··· 原文抜粋
メタバースとは、アバターを介して仮想空間にアクセスし、そこで提供されるサービスを活用したり、コミュニケーションをとったりする仮想空間サービスや仮想世界そのもののことをいいます。
2020年より新型コロナ感染症の影響でリモートでのコミュニケーションが加速し、さらに2021年10月にFacebookが社名をMeta社に変更。
同社がメタバース分野への進出を表明したことで、世間の注目が高まりました。

メタバースは、仮想空間でのイベントに参加し、より没入感を味わえます。
また、遠隔にいる相手同士でも仮想空間でコミュニケーションをとることで、よりリアルに近い対話が可能になります。

 

■あつまれ どうぶつの森 Direct 2021.10.15

大ヒットとなった任天堂の『あつまれどうぶつの森』も、広義のメタバースと考えられます。
······
··· データ行一覧
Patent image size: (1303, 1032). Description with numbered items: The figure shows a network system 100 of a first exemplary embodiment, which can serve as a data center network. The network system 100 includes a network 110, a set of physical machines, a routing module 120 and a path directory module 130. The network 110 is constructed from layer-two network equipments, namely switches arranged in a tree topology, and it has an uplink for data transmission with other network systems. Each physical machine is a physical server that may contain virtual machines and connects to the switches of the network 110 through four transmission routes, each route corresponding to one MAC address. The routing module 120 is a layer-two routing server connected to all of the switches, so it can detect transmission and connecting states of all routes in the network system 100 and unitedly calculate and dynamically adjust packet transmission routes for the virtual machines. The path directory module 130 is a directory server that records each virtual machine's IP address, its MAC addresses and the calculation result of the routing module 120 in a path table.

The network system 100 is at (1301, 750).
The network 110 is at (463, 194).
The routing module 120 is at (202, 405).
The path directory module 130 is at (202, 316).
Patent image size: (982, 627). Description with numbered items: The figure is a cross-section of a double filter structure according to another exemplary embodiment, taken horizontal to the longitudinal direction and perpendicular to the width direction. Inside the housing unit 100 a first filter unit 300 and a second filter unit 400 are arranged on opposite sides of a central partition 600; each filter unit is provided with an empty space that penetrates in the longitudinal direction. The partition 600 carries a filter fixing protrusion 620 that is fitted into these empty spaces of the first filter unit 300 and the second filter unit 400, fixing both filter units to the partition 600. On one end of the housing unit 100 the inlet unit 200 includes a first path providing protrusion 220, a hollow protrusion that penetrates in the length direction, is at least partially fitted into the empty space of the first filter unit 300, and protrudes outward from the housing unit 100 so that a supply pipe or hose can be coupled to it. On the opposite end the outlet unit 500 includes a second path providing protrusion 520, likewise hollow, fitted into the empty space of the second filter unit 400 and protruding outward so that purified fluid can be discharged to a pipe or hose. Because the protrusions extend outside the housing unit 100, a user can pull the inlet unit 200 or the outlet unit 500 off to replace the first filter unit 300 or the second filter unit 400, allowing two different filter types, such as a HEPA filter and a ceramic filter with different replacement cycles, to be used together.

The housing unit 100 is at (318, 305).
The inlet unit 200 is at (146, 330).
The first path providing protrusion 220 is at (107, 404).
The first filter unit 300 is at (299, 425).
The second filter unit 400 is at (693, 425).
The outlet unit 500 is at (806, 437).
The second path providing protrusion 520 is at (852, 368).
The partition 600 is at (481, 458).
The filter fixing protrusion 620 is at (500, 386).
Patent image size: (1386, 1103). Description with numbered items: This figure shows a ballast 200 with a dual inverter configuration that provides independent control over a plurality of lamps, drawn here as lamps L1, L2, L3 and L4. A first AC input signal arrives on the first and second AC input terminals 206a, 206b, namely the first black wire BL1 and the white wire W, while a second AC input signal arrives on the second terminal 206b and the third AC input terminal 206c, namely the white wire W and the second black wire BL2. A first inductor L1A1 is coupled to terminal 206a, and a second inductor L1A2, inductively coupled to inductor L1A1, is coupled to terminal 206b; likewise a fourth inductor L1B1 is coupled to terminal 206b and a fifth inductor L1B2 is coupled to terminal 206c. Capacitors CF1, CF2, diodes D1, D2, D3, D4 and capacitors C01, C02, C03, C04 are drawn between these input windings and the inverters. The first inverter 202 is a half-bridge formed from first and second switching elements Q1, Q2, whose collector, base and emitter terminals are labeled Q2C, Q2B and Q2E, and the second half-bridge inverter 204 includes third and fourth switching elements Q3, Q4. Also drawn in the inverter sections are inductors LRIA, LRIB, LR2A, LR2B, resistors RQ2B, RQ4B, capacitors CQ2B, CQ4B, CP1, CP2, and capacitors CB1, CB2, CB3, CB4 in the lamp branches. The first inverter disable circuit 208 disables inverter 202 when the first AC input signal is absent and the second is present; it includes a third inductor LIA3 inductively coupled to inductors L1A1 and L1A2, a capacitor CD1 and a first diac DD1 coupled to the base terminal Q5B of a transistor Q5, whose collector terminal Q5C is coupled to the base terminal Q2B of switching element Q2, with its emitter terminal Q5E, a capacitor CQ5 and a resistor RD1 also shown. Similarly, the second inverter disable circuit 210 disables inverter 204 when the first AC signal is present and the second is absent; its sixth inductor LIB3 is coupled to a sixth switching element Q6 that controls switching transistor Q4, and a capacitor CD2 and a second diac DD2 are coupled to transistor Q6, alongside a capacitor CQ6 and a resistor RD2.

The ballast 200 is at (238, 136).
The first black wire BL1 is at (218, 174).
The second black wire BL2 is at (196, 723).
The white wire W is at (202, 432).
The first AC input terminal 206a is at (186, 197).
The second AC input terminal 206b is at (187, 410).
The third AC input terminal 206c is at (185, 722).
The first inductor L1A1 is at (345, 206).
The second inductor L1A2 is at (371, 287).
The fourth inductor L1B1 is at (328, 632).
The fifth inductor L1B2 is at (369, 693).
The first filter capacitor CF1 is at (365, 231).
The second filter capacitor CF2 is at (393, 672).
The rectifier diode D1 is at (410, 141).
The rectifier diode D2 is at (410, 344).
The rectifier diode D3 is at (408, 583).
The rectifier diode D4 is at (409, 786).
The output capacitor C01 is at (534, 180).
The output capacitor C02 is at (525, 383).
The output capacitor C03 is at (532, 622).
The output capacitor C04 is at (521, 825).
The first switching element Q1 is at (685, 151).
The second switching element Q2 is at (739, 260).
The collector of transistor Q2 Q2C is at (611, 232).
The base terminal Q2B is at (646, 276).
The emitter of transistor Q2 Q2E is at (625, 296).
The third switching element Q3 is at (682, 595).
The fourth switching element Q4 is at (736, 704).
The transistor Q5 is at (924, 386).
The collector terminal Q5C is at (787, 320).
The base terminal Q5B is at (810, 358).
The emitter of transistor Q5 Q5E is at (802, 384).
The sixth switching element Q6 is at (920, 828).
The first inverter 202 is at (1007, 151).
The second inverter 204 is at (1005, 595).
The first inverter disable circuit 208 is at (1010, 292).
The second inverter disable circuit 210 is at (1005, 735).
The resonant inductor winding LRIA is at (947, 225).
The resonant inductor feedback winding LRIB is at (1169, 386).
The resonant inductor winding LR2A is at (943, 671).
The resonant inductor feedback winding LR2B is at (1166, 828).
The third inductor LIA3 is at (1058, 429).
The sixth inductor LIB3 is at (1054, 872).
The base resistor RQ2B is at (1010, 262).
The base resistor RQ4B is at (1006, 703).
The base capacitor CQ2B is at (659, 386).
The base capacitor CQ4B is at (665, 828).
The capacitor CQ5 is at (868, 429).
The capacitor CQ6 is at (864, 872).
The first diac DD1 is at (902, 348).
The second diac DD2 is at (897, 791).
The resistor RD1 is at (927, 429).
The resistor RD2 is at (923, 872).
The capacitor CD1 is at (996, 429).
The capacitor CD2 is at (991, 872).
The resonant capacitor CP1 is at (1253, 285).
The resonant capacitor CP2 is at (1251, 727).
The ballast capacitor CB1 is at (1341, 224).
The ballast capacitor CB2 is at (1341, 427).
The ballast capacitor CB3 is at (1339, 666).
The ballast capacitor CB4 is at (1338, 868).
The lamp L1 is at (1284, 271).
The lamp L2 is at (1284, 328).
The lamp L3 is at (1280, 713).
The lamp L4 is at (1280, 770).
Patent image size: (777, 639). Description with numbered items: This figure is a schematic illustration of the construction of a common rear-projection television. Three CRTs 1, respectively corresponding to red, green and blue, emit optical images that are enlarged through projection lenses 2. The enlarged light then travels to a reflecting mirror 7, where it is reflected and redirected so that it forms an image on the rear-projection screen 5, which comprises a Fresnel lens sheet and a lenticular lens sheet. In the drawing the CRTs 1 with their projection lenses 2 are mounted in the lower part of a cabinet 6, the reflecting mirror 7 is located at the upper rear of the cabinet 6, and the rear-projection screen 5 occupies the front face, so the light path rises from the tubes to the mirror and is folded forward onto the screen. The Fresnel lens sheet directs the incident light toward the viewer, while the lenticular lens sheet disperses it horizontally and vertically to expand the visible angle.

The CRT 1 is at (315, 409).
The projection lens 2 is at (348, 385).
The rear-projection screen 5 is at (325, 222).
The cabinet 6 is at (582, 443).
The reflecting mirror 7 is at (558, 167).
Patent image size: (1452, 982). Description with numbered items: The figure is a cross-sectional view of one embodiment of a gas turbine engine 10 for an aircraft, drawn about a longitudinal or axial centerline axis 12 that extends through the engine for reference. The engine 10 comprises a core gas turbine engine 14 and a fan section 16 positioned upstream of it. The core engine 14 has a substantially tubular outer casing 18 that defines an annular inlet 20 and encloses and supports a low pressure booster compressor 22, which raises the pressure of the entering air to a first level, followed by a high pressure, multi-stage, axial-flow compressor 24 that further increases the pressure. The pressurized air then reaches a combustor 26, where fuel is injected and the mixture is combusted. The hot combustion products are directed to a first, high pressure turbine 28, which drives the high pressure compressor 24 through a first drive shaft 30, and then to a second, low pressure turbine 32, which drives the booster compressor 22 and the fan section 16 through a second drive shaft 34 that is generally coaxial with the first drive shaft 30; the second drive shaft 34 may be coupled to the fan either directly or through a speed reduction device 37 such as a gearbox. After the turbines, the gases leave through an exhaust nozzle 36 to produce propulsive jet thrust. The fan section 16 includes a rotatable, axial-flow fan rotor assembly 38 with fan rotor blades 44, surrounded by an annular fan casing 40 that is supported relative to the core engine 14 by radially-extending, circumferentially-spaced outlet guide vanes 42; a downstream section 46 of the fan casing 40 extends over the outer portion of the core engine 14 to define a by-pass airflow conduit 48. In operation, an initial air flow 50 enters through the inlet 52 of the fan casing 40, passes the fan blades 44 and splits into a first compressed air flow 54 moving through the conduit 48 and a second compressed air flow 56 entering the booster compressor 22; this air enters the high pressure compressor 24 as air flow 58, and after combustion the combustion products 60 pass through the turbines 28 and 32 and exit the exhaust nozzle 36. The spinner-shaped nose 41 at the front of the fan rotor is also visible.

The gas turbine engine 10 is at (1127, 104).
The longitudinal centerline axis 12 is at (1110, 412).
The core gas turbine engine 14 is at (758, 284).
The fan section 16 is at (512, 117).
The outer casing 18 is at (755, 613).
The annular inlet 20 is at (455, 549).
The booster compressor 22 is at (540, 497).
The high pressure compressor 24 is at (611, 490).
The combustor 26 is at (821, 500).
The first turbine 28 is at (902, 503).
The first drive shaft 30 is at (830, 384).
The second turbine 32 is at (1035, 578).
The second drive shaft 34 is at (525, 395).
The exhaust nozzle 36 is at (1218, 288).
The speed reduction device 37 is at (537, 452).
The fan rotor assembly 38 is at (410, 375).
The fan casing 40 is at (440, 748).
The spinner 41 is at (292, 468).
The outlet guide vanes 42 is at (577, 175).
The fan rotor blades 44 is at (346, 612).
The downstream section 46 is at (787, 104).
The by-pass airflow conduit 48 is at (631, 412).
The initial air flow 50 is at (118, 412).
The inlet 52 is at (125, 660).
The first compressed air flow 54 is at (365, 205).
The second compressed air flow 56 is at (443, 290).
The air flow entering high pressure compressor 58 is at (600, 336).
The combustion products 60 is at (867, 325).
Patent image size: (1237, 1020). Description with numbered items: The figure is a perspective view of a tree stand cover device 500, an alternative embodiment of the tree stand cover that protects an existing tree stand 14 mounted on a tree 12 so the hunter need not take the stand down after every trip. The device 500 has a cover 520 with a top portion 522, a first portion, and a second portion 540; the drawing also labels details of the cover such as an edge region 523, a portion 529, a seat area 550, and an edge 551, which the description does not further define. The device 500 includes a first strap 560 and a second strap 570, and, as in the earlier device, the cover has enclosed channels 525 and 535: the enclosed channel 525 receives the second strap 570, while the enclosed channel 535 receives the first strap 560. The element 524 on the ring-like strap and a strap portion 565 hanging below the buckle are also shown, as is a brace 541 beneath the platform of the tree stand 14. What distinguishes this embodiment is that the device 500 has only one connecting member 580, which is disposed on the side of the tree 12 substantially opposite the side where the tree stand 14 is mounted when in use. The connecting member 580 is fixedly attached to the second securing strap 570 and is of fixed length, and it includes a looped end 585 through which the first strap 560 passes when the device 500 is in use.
······
*作業内容:*
メタバースについての文章から、「メタバースとは、アバターを介」という語句を含むところを起点に、「kが社名をMeta社に変更。」で終わる部分までを一字一句そのまま書き写してもらえますか？

*最終回答:*
メタバースとは、アバターを介して仮想空間にアクセスし、そこで提供されるサービスを活用したり、コミュニケーションをとったりする仮想空間サービスや仮想世界そのもののことをいいます。
2020年より新型コロナ感染症の影響でリモートでのコミュニケーションが加速し、さらに2021年10月にFacebookが社名をMeta社に変更。